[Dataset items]

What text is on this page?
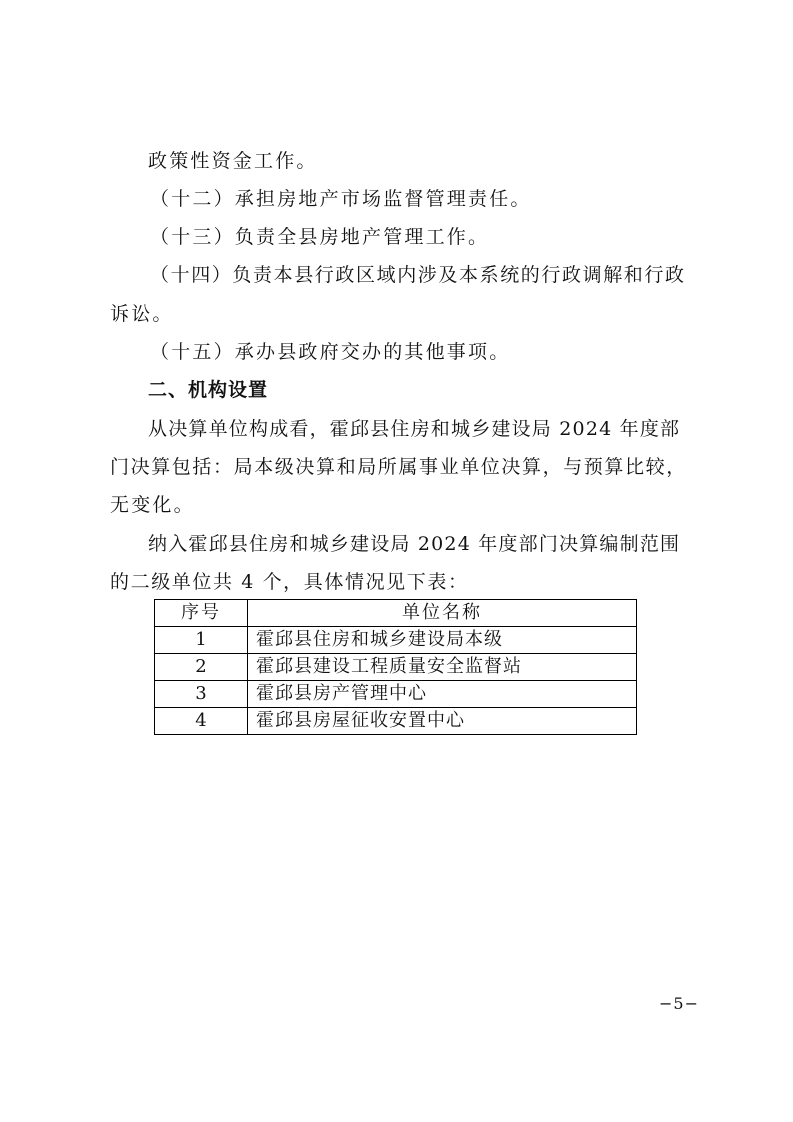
政策性资金工作。
（十二）承担房地产市场监督管理责任。
（十三）负责全县房地产管理工作。
（十四）负责本县行政区域内涉及本系统的行政调解和行政
诉讼。
（十五）承办县政府交办的其他事项。
二、机构设置
从决算单位构成看，霍邱县住房和城乡建设局 2024 年度部
门决算包括：局本级决算和局所属事业单位决算，与预算比较，
无变化。
纳入霍邱县住房和城乡建设局 2024 年度部门决算编制范围
的二级单位共 4 个，具体情况见下表：
序号	单位名称
1	霍邱县住房和城乡建设局本级
2	霍邱县建设工程质量安全监督站
3	霍邱县房产管理中心
4	霍邱县房屋征收安置中心
−5−
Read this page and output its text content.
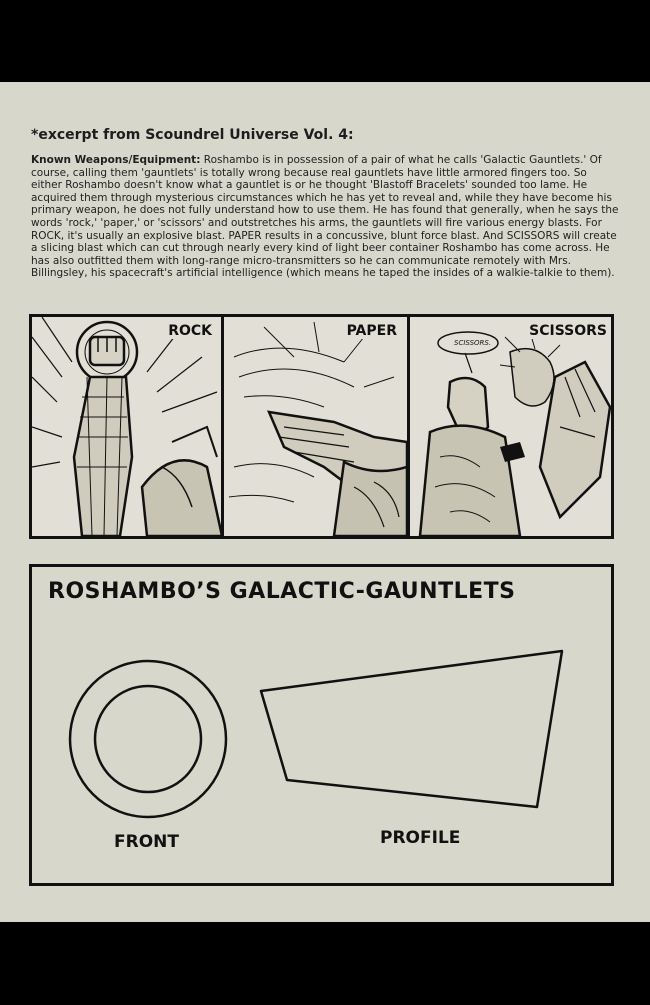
*excerpt from Scoundrel Universe Vol. 4:
Known Weapons/Equipment: Roshambo is in possession of a pair of what he calls 'Galactic Gauntlets.' Of course, calling them 'gauntlets' is totally wrong because real gauntlets have little armored fingers too. So either Roshambo doesn't know what a gauntlet is or he thought 'Blastoff Bracelets' sounded too lame. He acquired them through mysterious circumstances which he has yet to reveal and, while they have become his primary weapon, he does not fully understand how to use them. He has found that generally, when he says the words 'rock,' 'paper,' or 'scissors' and outstretches his arms, the gauntlets will fire various energy blasts. For ROCK, it's usually an explosive blast. PAPER results in a concussive, blunt force blast. And SCISSORS will create a slicing blast which can cut through nearly every kind of light beer container Roshambo has come across. He has also outfitted them with long-range micro-transmitters so he can communicate remotely with Mrs. Billingsley, his spacecraft's artificial intelligence (which means he taped the insides of a walkie-talkie to them).
ROCK	PAPER	SCISSORS
SCISSORS.
ROSHAMBO’S GALACTIC-GAUNTLETS
FRONT	PROFILE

REQUIREMENTS: Write the records above out again exactly, with no pictures in your copy.

TASK ANSWER:
What text is on this page?
政策性资金工作。
（十二）承担房地产市场监督管理责任。
（十三）负责全县房地产管理工作。
（十四）负责本县行政区域内涉及本系统的行政调解和行政
诉讼。
（十五）承办县政府交办的其他事项。
二、机构设置
从决算单位构成看，霍邱县住房和城乡建设局 2024 年度部
门决算包括：局本级决算和局所属事业单位决算，与预算比较，
无变化。
纳入霍邱县住房和城乡建设局 2024 年度部门决算编制范围
的二级单位共 4 个，具体情况见下表：
序号	单位名称
1	霍邱县住房和城乡建设局本级
2	霍邱县建设工程质量安全监督站
3	霍邱县房产管理中心
4	霍邱县房屋征收安置中心
−5−
Read this page and output its text content.
*excerpt from Scoundrel Universe Vol. 4:
Known Weapons/Equipment: Roshambo is in possession of a pair of what he calls 'Galactic Gauntlets.' Of course, calling them 'gauntlets' is totally wrong because real gauntlets have little armored fingers too. So either Roshambo doesn't know what a gauntlet is or he thought 'Blastoff Bracelets' sounded too lame. He acquired them through mysterious circumstances which he has yet to reveal and, while they have become his primary weapon, he does not fully understand how to use them. He has found that generally, when he says the words 'rock,' 'paper,' or 'scissors' and outstretches his arms, the gauntlets will fire various energy blasts. For ROCK, it's usually an explosive blast. PAPER results in a concussive, blunt force blast. And SCISSORS will create a slicing blast which can cut through nearly every kind of light beer container Roshambo has come across. He has also outfitted them with long-range micro-transmitters so he can communicate remotely with Mrs. Billingsley, his spacecraft's artificial intelligence (which means he taped the insides of a walkie-talkie to them).
ROCK	PAPER	SCISSORS
SCISSORS.
ROSHAMBO’S GALACTIC-GAUNTLETS
FRONT	PROFILE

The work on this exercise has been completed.